> _TASK REQUIREMENTS_
From the listing below, work out how many lines contain "title". Reply with that number only.

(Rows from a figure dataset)
++++++

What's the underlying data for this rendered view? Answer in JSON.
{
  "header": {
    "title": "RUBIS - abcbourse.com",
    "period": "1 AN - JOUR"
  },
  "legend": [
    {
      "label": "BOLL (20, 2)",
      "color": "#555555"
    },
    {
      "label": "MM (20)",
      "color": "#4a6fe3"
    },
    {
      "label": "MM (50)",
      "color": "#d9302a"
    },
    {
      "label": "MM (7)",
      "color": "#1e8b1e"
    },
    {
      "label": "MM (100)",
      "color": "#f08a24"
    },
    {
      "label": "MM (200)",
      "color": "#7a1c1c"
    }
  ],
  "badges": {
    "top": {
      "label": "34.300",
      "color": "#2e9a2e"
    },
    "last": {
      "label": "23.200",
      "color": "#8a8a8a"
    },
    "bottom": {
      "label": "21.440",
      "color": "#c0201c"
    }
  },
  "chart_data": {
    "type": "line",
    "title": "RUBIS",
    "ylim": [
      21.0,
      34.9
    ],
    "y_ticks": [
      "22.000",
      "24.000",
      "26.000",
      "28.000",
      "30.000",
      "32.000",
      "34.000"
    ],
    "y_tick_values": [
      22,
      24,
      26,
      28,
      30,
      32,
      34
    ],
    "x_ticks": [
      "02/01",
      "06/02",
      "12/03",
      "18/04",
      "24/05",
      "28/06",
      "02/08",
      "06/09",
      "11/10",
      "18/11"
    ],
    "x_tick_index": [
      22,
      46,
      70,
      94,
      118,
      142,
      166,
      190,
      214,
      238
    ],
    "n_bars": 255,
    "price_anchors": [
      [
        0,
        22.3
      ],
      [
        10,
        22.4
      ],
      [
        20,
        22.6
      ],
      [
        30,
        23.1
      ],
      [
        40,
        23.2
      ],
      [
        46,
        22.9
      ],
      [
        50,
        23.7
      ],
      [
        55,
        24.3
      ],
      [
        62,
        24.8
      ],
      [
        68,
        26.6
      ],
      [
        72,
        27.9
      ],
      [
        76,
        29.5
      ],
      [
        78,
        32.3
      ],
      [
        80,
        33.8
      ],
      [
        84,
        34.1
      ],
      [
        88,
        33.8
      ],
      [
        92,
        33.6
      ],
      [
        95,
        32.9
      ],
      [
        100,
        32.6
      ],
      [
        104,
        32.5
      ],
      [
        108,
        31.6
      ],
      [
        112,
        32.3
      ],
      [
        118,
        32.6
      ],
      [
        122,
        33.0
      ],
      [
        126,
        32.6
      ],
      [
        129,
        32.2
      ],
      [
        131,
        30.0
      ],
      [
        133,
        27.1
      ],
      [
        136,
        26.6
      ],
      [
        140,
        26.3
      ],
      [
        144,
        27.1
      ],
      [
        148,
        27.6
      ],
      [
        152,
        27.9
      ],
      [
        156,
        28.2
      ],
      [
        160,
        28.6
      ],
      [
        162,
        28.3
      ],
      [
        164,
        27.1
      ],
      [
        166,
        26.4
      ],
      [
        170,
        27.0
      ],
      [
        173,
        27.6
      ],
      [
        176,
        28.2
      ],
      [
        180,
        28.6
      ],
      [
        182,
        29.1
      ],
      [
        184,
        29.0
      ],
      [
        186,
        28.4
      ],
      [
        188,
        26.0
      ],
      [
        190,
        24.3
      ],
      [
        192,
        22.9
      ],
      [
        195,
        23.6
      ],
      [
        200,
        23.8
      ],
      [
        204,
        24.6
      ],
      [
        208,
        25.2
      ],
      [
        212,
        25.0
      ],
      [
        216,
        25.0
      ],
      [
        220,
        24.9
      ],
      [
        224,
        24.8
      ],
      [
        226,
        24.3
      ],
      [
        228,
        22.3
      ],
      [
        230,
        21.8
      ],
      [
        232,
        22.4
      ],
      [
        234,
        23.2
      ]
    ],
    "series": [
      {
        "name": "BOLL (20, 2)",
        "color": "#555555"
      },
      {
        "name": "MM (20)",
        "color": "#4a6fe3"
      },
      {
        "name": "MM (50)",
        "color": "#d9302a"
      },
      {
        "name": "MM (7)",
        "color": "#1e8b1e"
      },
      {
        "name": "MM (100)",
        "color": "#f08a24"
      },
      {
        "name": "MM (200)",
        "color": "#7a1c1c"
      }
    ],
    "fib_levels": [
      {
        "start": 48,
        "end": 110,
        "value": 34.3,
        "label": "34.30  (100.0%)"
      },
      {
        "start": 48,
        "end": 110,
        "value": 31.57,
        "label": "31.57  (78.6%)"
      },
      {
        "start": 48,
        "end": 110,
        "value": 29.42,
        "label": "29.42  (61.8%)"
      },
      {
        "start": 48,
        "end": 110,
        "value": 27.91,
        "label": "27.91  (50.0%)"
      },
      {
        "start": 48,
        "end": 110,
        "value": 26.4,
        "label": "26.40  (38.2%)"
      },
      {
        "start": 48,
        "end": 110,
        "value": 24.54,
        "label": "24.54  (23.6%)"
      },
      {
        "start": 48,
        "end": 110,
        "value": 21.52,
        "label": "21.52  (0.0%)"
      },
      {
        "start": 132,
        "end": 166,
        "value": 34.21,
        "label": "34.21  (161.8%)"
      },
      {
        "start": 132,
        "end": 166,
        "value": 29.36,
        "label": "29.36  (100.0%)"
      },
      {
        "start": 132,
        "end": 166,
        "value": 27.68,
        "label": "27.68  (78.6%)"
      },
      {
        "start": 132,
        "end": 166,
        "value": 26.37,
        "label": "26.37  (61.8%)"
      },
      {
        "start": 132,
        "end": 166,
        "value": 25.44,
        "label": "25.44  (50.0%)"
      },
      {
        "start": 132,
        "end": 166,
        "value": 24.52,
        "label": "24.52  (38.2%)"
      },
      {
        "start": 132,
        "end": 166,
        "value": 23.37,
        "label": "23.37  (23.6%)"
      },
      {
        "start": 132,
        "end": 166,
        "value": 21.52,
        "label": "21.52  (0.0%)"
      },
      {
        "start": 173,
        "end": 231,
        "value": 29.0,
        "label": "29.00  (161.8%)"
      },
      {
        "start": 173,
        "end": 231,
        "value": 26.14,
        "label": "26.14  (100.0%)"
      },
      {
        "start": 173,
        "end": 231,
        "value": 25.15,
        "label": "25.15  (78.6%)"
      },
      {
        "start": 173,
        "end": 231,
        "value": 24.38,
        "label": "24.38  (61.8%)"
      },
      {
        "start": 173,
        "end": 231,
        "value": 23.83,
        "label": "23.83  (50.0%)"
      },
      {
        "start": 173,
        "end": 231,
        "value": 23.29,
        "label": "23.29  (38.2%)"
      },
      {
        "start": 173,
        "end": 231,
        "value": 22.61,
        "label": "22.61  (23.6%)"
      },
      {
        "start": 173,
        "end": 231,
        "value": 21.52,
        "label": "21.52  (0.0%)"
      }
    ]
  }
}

++++++

> _CORRECT RESULT_
2